**Task to complete:**
Look below. Copy each line that has "Read" in it.

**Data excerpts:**
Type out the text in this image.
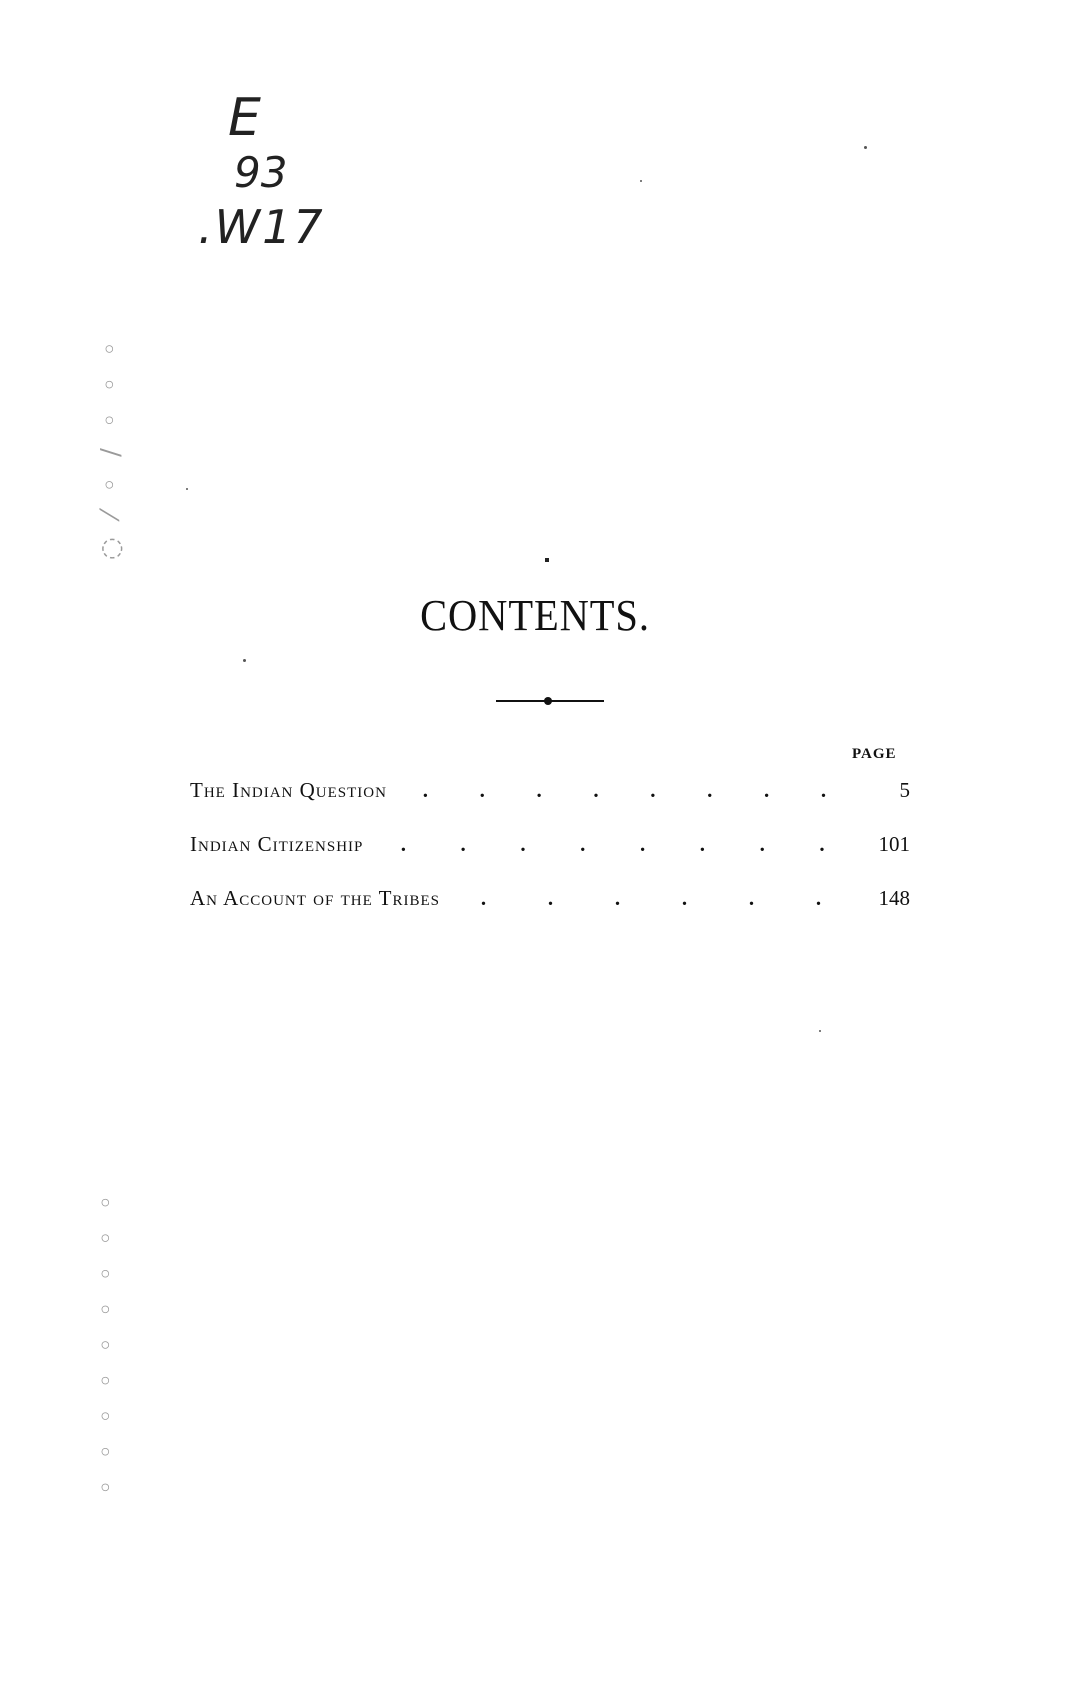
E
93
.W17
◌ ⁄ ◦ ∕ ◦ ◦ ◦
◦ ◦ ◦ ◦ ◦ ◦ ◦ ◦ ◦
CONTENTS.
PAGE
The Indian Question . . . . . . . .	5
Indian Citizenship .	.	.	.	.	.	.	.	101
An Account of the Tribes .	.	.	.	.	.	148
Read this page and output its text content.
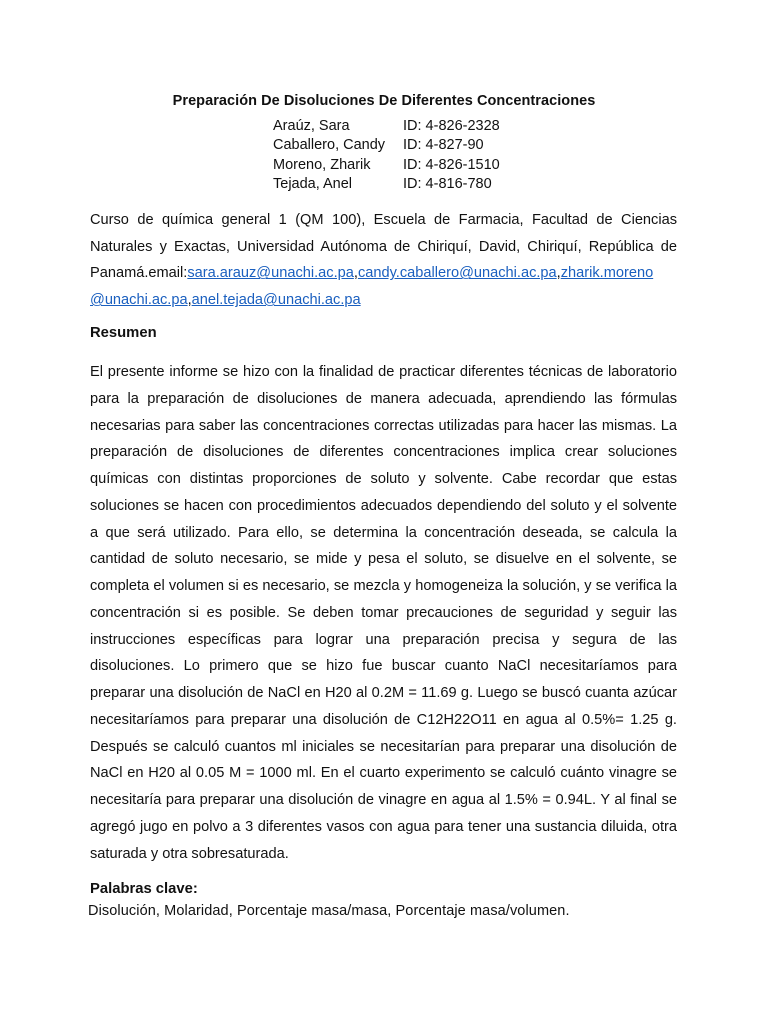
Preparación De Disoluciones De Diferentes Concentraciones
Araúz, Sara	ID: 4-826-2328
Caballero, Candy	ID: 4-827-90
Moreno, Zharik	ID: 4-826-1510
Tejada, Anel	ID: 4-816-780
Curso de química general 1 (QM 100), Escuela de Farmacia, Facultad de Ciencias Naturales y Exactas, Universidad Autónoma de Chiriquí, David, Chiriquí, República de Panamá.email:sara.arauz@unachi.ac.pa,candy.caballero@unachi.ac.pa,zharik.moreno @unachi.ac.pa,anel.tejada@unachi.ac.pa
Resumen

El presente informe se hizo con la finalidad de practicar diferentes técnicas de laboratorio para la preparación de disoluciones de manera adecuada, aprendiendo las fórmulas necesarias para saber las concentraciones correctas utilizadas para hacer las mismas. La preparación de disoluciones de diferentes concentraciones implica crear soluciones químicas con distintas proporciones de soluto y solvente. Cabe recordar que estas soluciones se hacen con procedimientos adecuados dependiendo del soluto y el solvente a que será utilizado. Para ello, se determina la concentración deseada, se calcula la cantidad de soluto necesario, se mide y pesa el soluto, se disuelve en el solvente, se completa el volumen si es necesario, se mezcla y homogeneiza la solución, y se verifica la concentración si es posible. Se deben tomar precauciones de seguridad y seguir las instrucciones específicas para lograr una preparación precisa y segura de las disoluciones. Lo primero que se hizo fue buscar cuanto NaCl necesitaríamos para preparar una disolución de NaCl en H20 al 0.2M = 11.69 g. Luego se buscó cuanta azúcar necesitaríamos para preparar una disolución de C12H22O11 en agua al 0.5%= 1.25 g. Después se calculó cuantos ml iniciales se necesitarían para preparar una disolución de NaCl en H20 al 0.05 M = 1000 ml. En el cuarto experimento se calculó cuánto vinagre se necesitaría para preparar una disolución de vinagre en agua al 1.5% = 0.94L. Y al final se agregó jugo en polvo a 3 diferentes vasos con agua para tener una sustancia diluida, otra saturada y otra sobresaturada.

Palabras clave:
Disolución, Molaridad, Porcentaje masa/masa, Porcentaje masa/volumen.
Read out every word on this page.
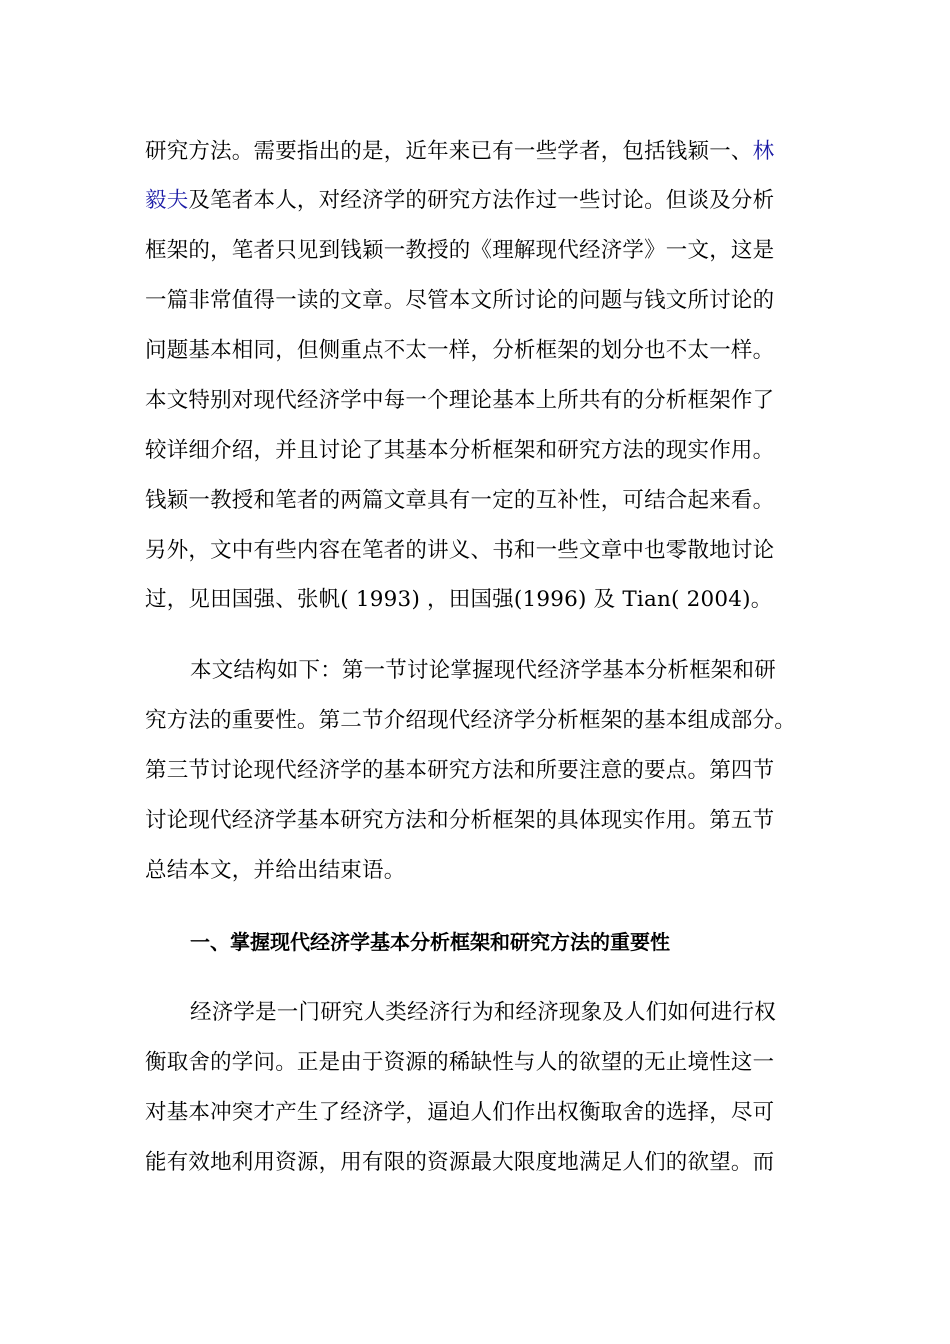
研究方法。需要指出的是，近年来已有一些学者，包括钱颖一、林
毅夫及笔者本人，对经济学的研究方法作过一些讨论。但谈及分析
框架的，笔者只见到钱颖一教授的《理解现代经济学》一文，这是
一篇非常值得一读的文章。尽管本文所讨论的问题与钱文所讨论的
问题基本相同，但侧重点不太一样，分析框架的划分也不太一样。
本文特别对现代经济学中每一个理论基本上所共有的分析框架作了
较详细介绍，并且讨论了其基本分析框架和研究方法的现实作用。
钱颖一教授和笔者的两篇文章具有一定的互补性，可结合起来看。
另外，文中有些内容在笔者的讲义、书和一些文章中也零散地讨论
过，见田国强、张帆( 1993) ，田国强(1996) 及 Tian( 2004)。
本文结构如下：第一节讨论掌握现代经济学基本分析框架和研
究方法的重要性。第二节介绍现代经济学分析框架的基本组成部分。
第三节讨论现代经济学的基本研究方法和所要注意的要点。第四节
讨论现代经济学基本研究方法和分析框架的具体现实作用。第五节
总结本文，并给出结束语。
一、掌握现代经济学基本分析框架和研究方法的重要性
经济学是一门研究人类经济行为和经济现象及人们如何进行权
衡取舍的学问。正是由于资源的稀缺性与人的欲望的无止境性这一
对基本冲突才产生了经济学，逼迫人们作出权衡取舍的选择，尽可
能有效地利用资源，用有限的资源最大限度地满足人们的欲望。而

**Answer in full:**
Read this page and output its text content.
Read out every word on this page.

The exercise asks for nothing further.